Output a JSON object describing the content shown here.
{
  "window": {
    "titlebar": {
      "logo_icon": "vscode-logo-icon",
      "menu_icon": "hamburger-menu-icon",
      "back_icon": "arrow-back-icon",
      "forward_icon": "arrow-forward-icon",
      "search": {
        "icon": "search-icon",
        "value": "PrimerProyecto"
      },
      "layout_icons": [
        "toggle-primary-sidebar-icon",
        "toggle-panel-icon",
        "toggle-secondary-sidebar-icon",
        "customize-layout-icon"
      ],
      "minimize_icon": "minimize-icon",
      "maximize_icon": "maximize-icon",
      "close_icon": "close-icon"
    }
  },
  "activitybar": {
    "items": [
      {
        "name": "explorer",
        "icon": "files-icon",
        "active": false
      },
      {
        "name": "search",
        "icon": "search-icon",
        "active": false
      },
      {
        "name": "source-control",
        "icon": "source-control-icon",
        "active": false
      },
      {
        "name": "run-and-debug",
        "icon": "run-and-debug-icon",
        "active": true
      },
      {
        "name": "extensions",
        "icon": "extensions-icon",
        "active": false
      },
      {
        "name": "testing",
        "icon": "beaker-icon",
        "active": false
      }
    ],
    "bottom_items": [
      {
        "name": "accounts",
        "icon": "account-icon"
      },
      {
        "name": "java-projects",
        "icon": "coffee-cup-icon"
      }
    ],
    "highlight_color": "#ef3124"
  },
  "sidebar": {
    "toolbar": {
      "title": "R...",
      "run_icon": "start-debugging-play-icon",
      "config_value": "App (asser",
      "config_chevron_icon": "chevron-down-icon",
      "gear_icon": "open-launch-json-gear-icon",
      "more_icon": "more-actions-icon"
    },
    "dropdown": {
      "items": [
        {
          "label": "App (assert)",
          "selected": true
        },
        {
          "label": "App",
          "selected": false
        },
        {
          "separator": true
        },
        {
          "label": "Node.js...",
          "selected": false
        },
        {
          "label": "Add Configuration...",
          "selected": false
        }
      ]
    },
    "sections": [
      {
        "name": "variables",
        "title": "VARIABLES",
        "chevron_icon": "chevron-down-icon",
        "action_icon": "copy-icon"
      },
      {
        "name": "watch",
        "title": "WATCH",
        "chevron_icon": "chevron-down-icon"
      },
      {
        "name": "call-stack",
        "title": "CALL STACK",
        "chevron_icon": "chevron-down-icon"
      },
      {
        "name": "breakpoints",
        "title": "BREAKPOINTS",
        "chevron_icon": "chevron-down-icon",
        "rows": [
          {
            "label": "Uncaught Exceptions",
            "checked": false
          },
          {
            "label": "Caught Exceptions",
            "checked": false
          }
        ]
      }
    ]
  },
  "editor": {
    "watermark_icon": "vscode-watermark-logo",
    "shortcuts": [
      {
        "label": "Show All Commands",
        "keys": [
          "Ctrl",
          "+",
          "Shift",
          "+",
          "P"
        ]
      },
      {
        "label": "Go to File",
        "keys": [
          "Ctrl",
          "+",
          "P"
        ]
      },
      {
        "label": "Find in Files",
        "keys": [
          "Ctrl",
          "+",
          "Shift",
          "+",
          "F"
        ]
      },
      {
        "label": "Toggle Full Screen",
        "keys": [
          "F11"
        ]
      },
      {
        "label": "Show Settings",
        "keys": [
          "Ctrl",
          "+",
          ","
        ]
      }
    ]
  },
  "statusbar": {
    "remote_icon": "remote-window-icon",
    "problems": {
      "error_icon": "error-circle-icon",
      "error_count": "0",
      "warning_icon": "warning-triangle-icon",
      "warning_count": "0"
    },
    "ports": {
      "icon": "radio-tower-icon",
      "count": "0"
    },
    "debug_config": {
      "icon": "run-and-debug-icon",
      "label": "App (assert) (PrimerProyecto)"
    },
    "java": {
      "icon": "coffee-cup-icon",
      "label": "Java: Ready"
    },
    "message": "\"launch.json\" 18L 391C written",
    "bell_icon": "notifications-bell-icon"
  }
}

▸ **Requirement**: Take the listing above and set it down exactly.

▸ **Output below**:
Output a JSON object describing the content shown here.
{
  "window": {
    "titlebar": {
      "logo_icon": "vscode-logo-icon",
      "menu_icon": "hamburger-menu-icon",
      "back_icon": "arrow-back-icon",
      "forward_icon": "arrow-forward-icon",
      "search": {
        "icon": "search-icon",
        "value": "PrimerProyecto"
      },
      "layout_icons": [
        "toggle-primary-sidebar-icon",
        "toggle-panel-icon",
        "toggle-secondary-sidebar-icon",
        "customize-layout-icon"
      ],
      "minimize_icon": "minimize-icon",
      "maximize_icon": "maximize-icon",
      "close_icon": "close-icon"
    }
  },
  "activitybar": {
    "items": [
      {
        "name": "explorer",
        "icon": "files-icon",
        "active": false
      },
      {
        "name": "search",
        "icon": "search-icon",
        "active": false
      },
      {
        "name": "source-control",
        "icon": "source-control-icon",
        "active": false
      },
      {
        "name": "run-and-debug",
        "icon": "run-and-debug-icon",
        "active": true
      },
      {
        "name": "extensions",
        "icon": "extensions-icon",
        "active": false
      },
      {
        "name": "testing",
        "icon": "beaker-icon",
        "active": false
      }
    ],
    "bottom_items": [
      {
        "name": "accounts",
        "icon": "account-icon"
      },
      {
        "name": "java-projects",
        "icon": "coffee-cup-icon"
      }
    ],
    "highlight_color": "#ef3124"
  },
  "sidebar": {
    "toolbar": {
      "title": "R...",
      "run_icon": "start-debugging-play-icon",
      "config_value": "App (asser",
      "config_chevron_icon": "chevron-down-icon",
      "gear_icon": "open-launch-json-gear-icon",
      "more_icon": "more-actions-icon"
    },
    "dropdown": {
      "items": [
        {
          "label": "App (assert)",
          "selected": true
        },
        {
          "label": "App",
          "selected": false
        },
        {
          "separator": true
        },
        {
          "label": "Node.js...",
          "selected": false
        },
        {
          "label": "Add Configuration...",
          "selected": false
        }
      ]
    },
    "sections": [
      {
        "name": "variables",
        "title": "VARIABLES",
        "chevron_icon": "chevron-down-icon",
        "action_icon": "copy-icon"
      },
      {
        "name": "watch",
        "title": "WATCH",
        "chevron_icon": "chevron-down-icon"
      },
      {
        "name": "call-stack",
        "title": "CALL STACK",
        "chevron_icon": "chevron-down-icon"
      },
      {
        "name": "breakpoints",
        "title": "BREAKPOINTS",
        "chevron_icon": "chevron-down-icon",
        "rows": [
          {
            "label": "Uncaught Exceptions",
            "checked": false
          },
          {
            "label": "Caught Exceptions",
            "checked": false
          }
        ]
      }
    ]
  },
  "editor": {
    "watermark_icon": "vscode-watermark-logo",
    "shortcuts": [
      {
        "label": "Show All Commands",
        "keys": [
          "Ctrl",
          "+",
          "Shift",
          "+",
          "P"
        ]
      },
      {
        "label": "Go to File",
        "keys": [
          "Ctrl",
          "+",
          "P"
        ]
      },
      {
        "label": "Find in Files",
        "keys": [
          "Ctrl",
          "+",
          "Shift",
          "+",
          "F"
        ]
      },
      {
        "label": "Toggle Full Screen",
        "keys": [
          "F11"
        ]
      },
      {
        "label": "Show Settings",
        "keys": [
          "Ctrl",
          "+",
          ","
        ]
      }
    ]
  },
  "statusbar": {
    "remote_icon": "remote-window-icon",
    "problems": {
      "error_icon": "error-circle-icon",
      "error_count": "0",
      "warning_icon": "warning-triangle-icon",
      "warning_count": "0"
    },
    "ports": {
      "icon": "radio-tower-icon",
      "count": "0"
    },
    "debug_config": {
      "icon": "run-and-debug-icon",
      "label": "App (assert) (PrimerProyecto)"
    },
    "java": {
      "icon": "coffee-cup-icon",
      "label": "Java: Ready"
    },
    "message": "\"launch.json\" 18L 391C written",
    "bell_icon": "notifications-bell-icon"
  }
}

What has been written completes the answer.